> **EXERCISE DIRECTIONS**:
All of the records below must be output exactly, with no pictures carried over.

Data entries
****************

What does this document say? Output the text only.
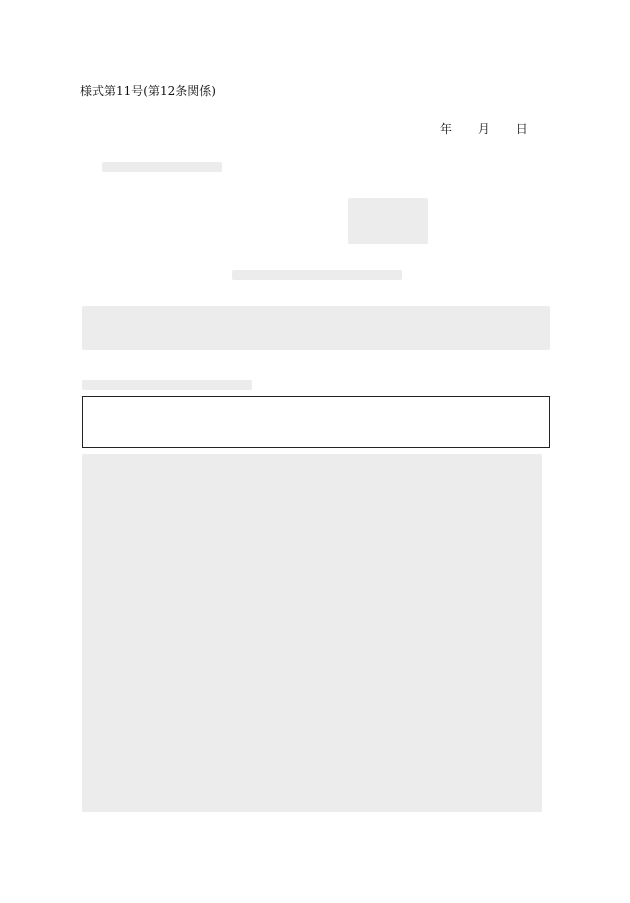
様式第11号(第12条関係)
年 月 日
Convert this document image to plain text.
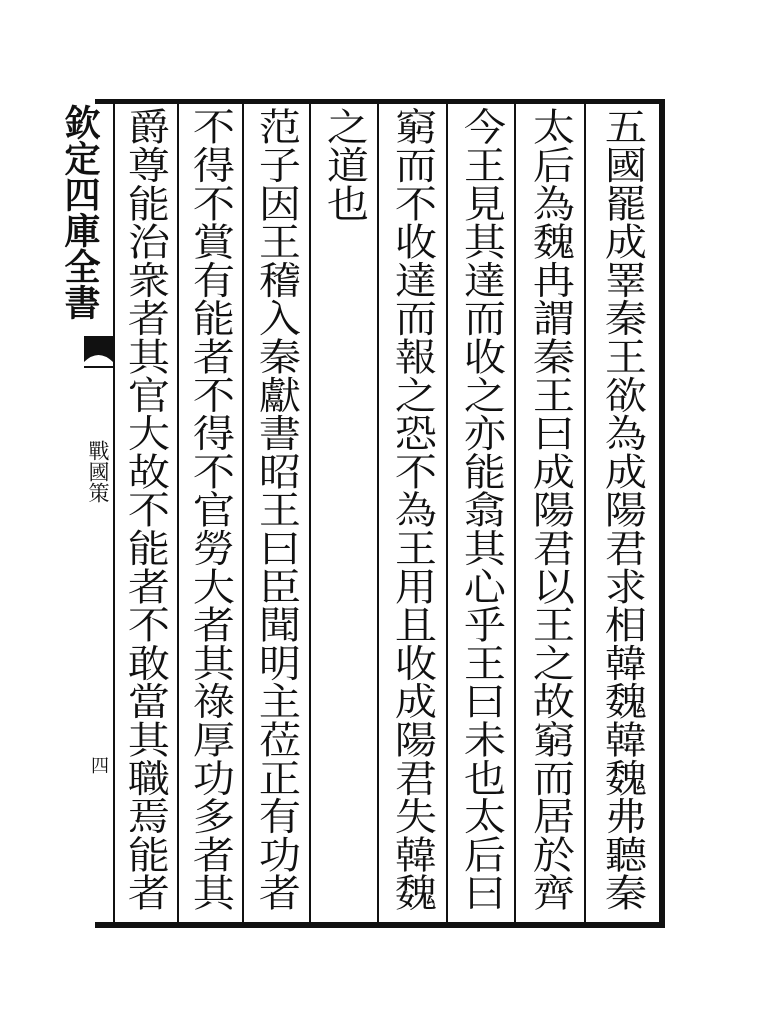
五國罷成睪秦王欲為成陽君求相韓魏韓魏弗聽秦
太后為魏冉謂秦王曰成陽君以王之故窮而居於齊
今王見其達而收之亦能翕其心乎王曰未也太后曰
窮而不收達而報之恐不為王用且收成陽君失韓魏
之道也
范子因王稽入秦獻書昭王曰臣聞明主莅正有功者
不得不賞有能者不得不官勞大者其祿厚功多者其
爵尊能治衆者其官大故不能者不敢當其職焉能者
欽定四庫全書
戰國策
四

****************

> **ANSWER FOR THE TASK**:
What does this document say? Output the text only.
様式第11号(第12条関係)
年 月 日
Convert this document image to plain text.
五國罷成睪秦王欲為成陽君求相韓魏韓魏弗聽秦
太后為魏冉謂秦王曰成陽君以王之故窮而居於齊
今王見其達而收之亦能翕其心乎王曰未也太后曰
窮而不收達而報之恐不為王用且收成陽君失韓魏
之道也
范子因王稽入秦獻書昭王曰臣聞明主莅正有功者
不得不賞有能者不得不官勞大者其祿厚功多者其
爵尊能治衆者其官大故不能者不敢當其職焉能者
欽定四庫全書
戰國策
四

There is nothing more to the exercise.